_Exercise description_. Find every line in the records below that holds the word "image", and copy each one.

(Figure content listings)
----

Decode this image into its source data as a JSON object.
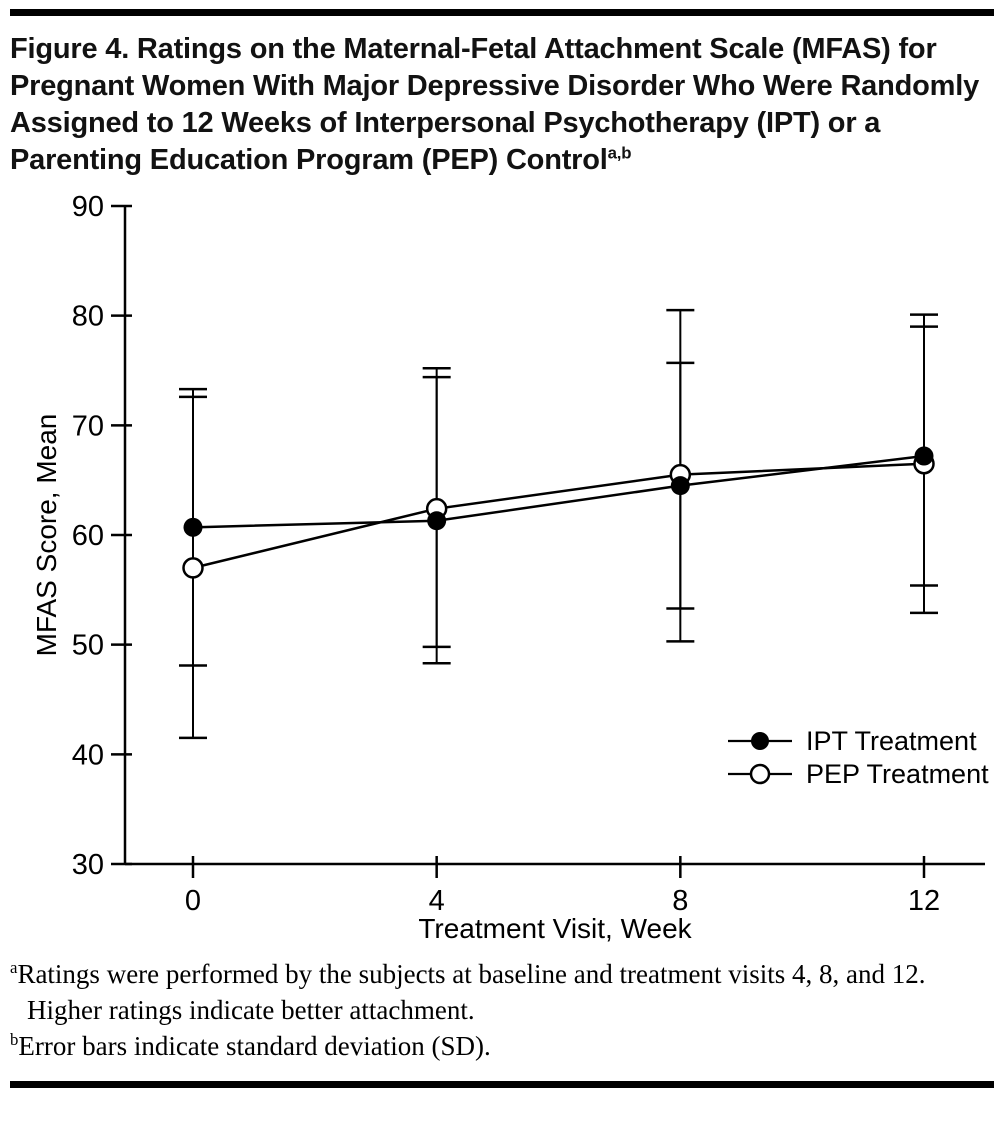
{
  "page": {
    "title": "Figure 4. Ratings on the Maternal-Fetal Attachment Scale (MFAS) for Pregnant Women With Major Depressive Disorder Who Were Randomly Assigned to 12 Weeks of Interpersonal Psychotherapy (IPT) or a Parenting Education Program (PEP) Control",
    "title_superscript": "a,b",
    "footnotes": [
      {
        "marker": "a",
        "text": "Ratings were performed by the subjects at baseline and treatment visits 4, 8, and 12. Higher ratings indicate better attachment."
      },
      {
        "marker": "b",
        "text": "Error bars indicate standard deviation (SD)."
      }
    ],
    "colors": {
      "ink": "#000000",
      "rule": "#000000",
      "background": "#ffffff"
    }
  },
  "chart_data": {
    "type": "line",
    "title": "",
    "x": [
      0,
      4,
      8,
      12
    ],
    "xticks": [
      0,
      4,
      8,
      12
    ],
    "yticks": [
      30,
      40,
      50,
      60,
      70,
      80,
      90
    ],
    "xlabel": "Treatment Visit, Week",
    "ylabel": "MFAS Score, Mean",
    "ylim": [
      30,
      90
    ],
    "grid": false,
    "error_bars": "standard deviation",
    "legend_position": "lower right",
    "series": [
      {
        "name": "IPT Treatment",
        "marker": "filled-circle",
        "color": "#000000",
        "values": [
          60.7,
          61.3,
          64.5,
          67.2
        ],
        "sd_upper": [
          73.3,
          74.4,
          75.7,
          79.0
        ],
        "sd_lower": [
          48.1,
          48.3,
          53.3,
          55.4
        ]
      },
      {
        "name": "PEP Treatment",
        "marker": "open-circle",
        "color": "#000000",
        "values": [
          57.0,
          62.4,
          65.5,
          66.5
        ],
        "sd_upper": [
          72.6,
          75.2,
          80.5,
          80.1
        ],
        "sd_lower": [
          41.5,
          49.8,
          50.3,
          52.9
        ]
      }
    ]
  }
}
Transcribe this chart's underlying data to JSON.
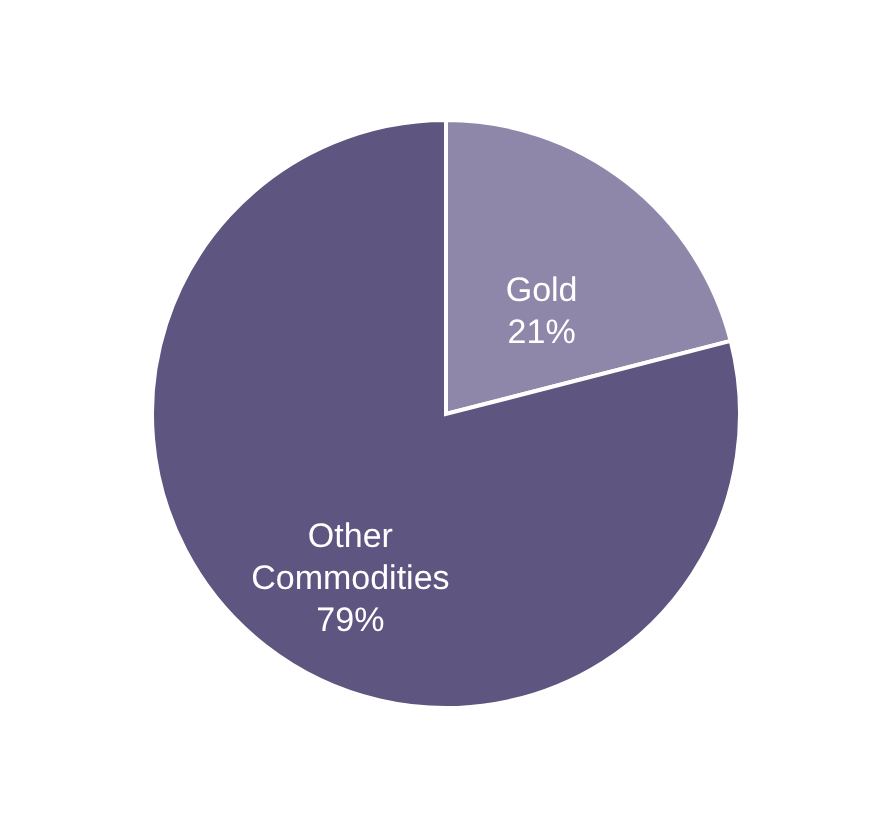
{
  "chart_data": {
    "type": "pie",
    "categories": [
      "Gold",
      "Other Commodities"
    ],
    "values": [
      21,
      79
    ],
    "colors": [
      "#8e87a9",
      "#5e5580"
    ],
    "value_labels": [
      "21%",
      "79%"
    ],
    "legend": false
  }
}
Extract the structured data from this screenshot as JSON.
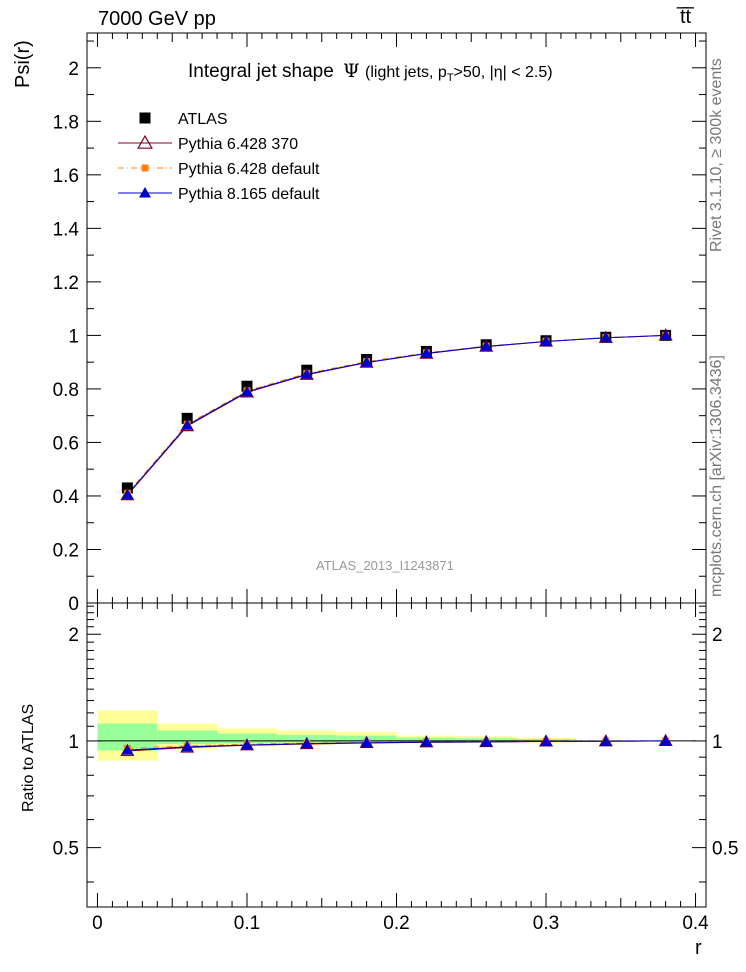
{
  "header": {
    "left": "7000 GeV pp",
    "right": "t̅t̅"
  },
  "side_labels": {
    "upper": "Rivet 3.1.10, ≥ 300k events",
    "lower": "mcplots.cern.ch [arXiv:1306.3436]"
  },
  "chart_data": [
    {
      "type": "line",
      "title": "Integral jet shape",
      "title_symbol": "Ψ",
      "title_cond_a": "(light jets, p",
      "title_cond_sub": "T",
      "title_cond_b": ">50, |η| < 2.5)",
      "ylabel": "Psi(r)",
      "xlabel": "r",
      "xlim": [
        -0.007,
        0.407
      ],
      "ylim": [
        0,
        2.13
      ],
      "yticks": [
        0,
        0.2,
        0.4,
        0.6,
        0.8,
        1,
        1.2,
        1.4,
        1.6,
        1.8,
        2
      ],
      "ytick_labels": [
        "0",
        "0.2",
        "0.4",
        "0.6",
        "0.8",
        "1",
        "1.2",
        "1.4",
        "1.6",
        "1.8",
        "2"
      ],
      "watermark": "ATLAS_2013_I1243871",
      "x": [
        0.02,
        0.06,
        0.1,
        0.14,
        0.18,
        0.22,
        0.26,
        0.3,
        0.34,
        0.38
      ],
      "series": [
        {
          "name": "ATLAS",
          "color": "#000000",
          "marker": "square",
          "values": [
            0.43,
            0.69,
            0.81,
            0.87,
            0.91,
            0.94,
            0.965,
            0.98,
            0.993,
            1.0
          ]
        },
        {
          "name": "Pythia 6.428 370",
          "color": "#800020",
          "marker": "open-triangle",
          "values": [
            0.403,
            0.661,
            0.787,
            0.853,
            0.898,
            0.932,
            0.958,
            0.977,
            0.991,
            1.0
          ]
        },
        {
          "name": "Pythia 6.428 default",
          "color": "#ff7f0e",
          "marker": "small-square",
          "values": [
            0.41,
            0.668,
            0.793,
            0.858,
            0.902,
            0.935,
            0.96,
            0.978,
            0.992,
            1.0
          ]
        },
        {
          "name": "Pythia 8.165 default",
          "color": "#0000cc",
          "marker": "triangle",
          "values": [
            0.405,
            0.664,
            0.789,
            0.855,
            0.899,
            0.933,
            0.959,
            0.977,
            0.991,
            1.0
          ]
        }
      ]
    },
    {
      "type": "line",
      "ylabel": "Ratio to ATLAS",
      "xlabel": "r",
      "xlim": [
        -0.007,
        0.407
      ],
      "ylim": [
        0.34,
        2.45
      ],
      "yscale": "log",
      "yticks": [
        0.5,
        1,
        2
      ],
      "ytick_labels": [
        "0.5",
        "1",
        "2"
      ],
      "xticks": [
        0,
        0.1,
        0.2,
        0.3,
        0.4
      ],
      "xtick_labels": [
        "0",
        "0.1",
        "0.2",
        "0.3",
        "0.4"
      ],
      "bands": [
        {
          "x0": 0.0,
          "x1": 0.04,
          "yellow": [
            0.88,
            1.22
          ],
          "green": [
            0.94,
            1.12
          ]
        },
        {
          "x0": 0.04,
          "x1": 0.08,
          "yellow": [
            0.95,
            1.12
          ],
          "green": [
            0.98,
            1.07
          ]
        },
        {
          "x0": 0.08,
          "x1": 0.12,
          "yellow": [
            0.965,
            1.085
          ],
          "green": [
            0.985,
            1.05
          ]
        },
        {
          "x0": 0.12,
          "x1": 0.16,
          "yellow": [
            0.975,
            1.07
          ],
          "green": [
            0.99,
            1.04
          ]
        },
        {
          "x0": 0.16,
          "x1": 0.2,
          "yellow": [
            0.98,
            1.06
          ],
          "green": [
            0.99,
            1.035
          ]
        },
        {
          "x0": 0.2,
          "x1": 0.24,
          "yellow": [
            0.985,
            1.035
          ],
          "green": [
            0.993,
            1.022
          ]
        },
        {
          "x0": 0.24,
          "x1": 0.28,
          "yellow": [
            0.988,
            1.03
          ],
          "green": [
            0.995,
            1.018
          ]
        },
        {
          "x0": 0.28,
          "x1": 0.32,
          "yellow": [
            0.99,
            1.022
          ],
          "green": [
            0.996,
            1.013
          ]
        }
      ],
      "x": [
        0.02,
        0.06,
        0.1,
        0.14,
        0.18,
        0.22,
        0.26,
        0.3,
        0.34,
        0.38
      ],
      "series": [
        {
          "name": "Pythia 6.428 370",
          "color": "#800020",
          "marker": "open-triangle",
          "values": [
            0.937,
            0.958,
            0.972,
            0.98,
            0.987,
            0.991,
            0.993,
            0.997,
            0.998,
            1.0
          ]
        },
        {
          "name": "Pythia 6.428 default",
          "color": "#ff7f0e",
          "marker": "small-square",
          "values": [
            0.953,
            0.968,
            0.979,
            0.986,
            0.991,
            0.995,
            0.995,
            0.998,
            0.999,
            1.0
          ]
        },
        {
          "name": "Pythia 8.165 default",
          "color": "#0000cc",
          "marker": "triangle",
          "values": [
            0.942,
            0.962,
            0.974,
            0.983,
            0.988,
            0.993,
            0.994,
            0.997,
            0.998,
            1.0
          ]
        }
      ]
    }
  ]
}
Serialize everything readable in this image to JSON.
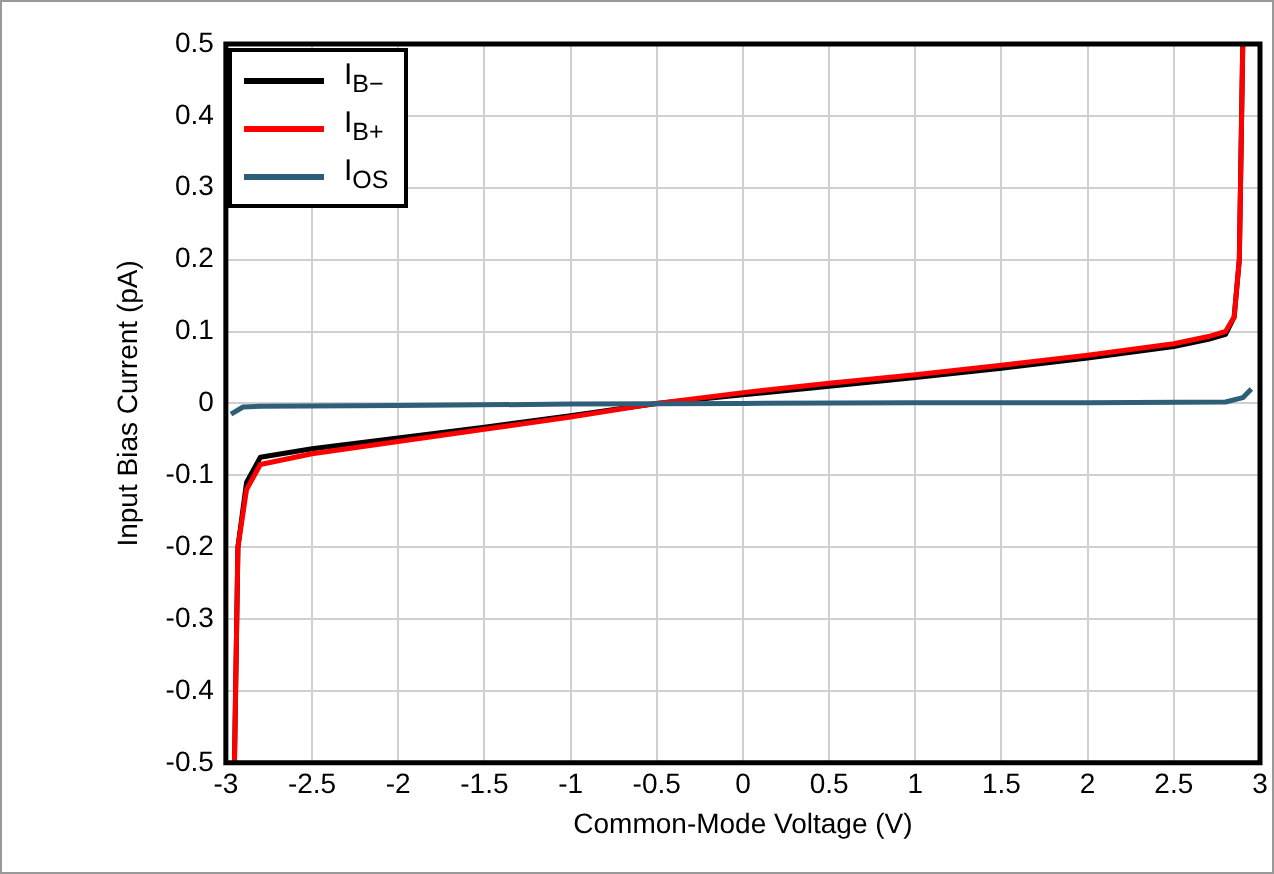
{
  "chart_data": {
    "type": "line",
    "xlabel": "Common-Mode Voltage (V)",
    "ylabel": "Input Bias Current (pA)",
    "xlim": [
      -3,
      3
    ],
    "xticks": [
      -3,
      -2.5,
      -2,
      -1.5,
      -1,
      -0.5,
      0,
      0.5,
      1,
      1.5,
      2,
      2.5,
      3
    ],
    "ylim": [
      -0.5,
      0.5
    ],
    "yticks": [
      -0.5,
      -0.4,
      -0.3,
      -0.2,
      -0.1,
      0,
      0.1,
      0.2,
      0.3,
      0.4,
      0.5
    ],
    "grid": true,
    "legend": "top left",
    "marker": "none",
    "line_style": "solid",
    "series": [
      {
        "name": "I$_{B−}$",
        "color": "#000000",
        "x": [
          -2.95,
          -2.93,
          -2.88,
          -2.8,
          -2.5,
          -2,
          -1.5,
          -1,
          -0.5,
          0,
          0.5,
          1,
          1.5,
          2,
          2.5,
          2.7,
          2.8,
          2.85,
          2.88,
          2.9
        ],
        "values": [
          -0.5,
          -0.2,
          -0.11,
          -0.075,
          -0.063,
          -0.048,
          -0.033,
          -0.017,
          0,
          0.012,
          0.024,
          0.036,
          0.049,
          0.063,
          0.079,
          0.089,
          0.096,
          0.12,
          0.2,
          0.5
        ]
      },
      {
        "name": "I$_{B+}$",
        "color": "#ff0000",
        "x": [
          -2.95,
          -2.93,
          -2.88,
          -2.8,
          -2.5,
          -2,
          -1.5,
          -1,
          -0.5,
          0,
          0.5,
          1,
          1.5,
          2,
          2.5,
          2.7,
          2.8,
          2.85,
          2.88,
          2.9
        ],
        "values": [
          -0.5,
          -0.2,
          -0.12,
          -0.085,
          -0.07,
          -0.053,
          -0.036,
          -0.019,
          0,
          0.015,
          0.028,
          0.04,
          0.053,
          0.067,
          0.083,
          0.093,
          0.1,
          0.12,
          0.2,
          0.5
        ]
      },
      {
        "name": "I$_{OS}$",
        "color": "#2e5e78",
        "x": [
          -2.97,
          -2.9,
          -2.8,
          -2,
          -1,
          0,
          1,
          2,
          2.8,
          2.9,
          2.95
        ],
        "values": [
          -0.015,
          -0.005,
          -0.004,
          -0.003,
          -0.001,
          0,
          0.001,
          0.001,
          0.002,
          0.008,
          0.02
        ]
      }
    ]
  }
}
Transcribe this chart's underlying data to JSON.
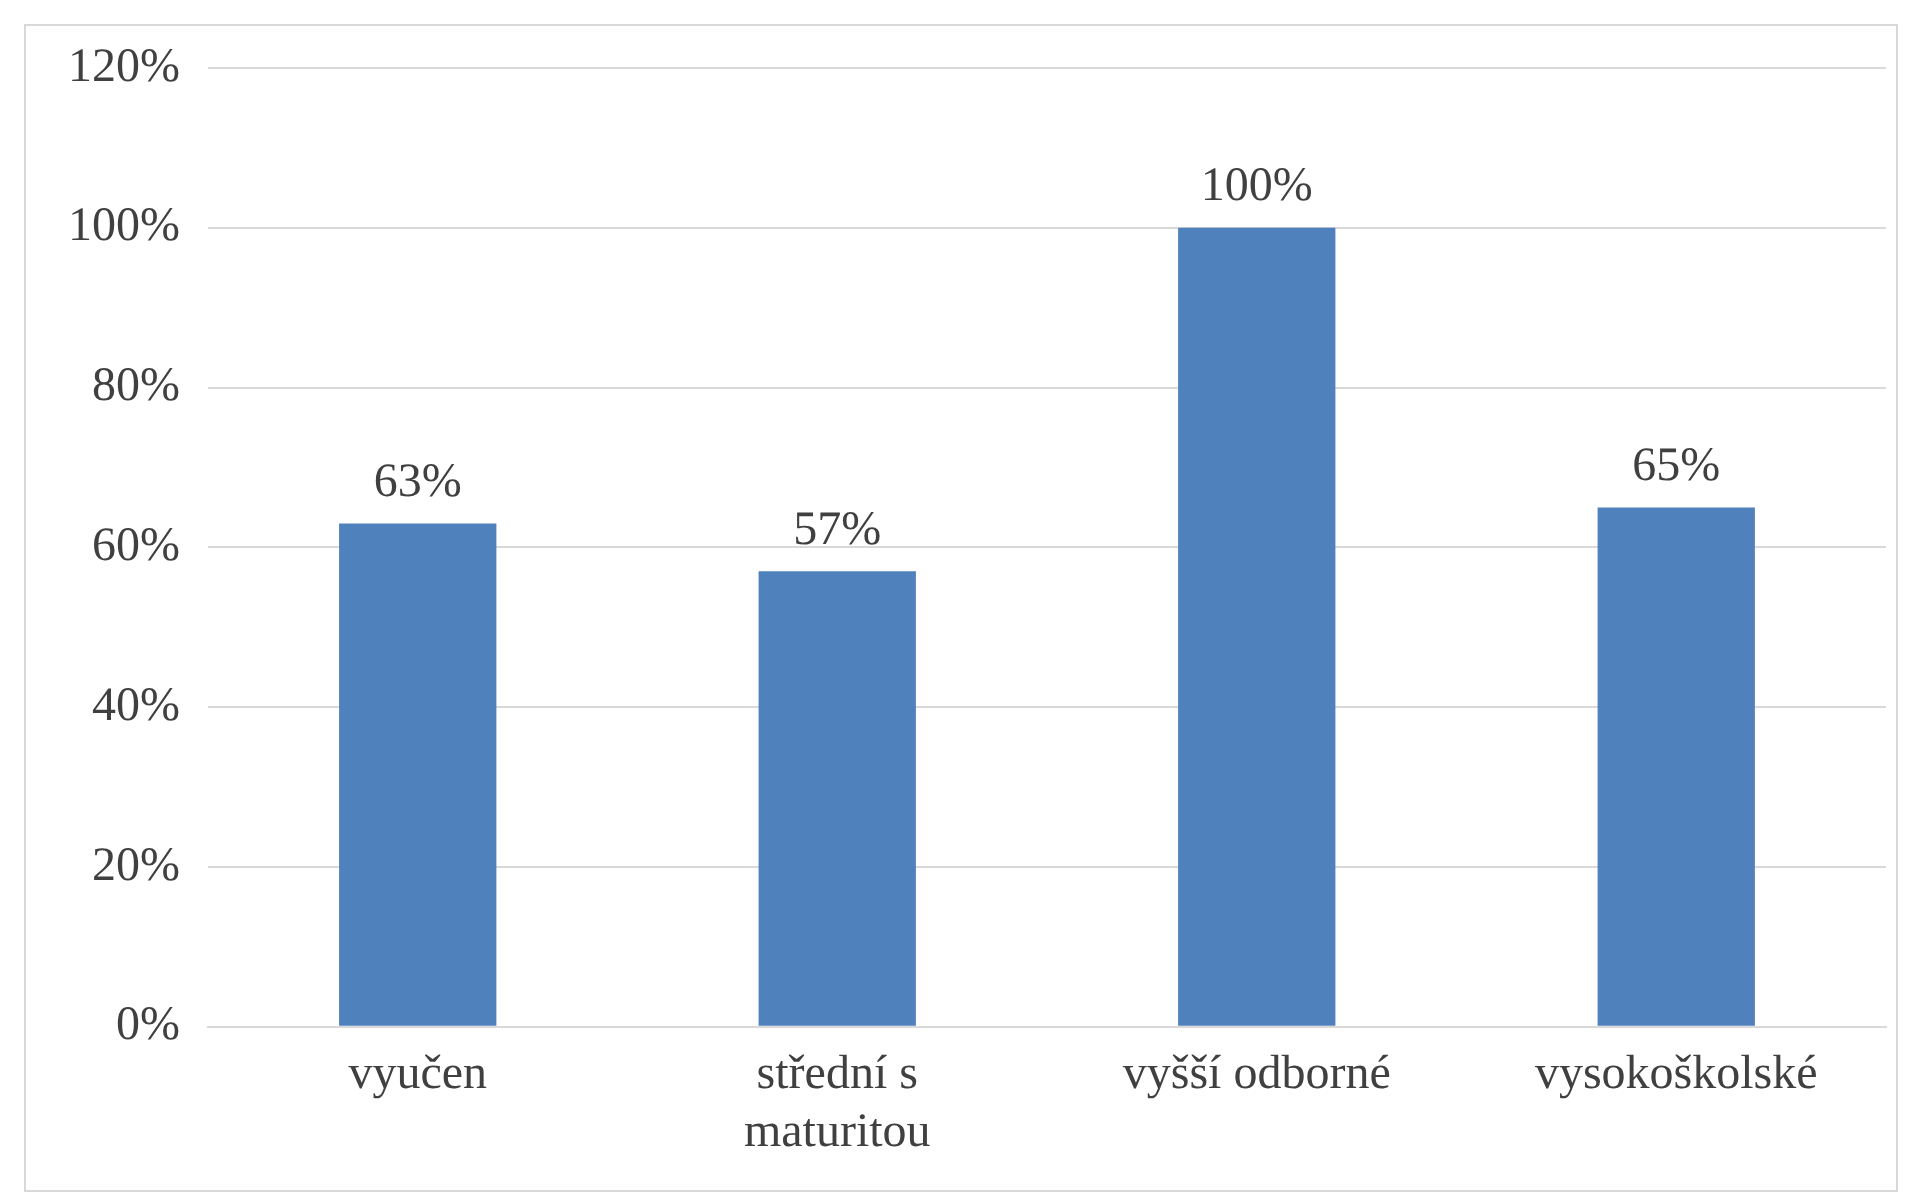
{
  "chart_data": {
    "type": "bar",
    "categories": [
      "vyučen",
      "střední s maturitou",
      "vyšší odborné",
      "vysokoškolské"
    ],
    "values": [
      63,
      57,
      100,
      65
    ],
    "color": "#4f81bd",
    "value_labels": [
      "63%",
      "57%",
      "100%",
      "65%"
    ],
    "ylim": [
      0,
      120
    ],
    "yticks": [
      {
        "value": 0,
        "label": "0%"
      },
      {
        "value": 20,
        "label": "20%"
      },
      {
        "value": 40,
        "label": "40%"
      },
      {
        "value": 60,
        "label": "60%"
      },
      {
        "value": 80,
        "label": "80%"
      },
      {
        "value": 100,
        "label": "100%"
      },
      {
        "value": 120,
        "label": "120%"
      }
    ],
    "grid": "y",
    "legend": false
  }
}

----

_Problem solution_.
Decode this image into its source data as a JSON object.
Serialize everything readable in this image to JSON.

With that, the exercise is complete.